Exercise: Find every line in the records below that holds the word "flag", and copy each one.

Given data:
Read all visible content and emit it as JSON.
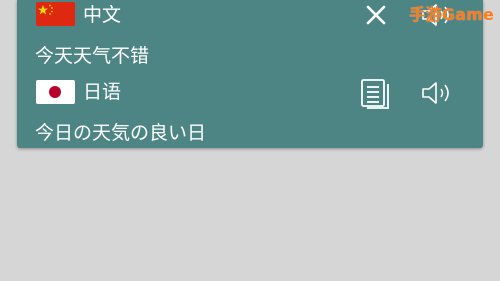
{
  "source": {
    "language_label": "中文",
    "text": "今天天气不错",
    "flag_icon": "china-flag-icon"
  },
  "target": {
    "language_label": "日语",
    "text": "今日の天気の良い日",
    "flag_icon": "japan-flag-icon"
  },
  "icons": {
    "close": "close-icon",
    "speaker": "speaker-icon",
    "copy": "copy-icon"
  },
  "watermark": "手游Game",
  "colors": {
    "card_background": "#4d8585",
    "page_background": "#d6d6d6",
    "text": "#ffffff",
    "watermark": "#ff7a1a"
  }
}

--

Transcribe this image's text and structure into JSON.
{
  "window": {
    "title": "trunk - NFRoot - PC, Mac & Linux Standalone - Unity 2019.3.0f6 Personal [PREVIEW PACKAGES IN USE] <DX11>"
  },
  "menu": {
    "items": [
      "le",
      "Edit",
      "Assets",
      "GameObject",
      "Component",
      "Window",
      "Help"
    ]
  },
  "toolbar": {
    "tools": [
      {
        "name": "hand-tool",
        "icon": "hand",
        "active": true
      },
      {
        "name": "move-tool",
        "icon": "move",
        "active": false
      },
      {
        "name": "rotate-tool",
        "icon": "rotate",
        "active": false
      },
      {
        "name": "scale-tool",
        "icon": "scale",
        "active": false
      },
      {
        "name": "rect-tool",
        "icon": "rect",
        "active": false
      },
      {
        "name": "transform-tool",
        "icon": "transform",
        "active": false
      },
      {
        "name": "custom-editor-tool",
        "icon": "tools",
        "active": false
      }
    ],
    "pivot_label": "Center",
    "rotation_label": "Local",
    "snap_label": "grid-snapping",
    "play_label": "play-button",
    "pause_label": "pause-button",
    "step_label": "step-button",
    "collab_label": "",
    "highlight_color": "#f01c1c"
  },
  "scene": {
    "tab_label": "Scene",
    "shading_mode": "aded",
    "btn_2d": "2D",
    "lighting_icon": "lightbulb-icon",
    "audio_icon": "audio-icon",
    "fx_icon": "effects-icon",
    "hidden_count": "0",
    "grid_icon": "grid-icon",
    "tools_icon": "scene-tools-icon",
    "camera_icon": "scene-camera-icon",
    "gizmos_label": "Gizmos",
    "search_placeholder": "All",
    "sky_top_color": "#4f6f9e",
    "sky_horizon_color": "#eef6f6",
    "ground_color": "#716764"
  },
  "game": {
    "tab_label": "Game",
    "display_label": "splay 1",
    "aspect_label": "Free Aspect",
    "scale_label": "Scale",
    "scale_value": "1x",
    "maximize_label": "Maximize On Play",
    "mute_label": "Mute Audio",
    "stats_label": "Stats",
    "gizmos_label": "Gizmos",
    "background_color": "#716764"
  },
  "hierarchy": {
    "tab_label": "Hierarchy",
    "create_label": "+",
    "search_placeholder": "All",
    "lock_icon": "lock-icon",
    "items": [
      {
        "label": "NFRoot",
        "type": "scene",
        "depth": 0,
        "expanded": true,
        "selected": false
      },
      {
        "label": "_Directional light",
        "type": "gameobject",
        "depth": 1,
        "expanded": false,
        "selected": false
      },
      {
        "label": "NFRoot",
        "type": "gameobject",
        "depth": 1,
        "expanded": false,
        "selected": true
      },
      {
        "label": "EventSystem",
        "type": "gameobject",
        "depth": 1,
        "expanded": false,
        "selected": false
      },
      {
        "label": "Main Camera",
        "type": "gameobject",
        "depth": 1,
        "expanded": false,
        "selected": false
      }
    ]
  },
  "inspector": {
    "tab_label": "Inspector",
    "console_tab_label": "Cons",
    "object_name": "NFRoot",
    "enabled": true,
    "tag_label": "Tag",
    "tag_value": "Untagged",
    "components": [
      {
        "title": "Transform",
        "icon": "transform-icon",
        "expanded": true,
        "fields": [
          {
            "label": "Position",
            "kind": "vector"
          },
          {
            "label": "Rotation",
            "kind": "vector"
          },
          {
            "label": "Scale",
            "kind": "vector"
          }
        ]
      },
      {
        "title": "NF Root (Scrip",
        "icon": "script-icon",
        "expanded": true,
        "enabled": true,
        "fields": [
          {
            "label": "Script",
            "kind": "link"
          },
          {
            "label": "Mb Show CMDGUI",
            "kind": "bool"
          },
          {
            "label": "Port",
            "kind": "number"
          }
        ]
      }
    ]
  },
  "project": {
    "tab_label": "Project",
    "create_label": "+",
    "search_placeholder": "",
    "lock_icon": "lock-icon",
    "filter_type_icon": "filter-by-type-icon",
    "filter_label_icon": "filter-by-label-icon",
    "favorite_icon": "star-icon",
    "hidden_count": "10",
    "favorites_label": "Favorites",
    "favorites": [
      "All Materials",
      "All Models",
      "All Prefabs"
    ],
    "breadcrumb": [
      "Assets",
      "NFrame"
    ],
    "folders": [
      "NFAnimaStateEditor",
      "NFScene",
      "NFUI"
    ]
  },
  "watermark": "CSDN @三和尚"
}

* * *

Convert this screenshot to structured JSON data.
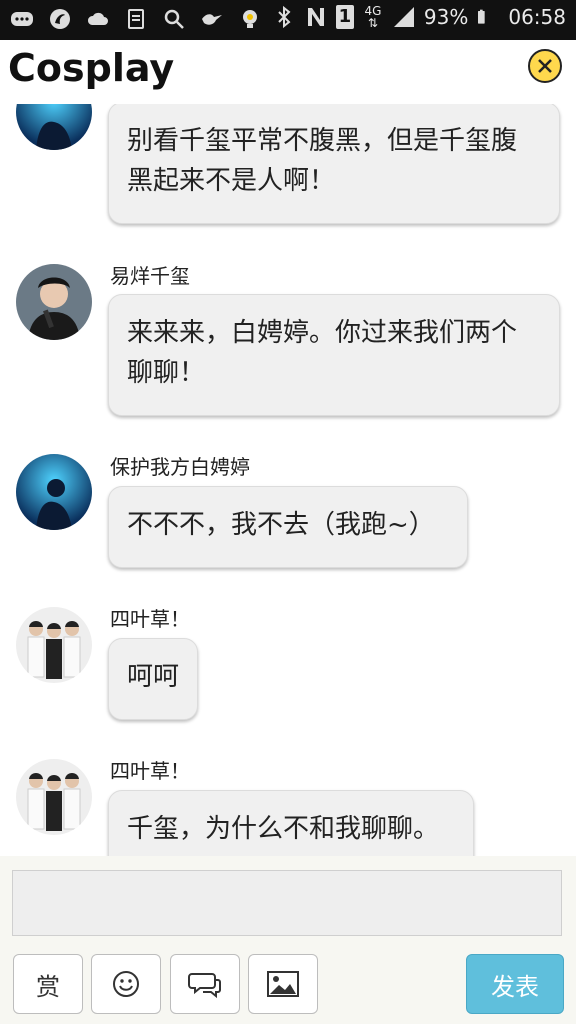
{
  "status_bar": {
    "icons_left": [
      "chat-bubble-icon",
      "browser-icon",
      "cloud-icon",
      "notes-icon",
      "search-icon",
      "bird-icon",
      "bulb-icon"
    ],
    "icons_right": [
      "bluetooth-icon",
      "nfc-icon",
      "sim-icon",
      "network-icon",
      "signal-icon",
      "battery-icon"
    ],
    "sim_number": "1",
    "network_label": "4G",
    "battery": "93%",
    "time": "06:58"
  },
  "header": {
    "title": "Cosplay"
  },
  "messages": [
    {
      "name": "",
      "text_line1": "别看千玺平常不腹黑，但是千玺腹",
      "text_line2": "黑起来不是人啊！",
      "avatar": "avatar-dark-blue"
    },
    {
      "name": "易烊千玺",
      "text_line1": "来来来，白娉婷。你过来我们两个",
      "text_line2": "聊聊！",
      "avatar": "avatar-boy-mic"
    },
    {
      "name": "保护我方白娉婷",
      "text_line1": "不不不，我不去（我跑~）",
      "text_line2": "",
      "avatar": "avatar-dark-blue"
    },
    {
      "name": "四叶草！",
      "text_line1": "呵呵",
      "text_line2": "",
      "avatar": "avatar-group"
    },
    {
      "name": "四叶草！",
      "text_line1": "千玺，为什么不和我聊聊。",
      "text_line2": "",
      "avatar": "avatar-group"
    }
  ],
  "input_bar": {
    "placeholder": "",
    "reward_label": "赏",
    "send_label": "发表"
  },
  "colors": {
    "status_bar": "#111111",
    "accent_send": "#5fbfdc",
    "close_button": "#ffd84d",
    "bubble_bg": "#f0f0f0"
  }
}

Task solution:
    "flag_icon": "china-flag-icon"
    "flag_icon": "japan-flag-icon"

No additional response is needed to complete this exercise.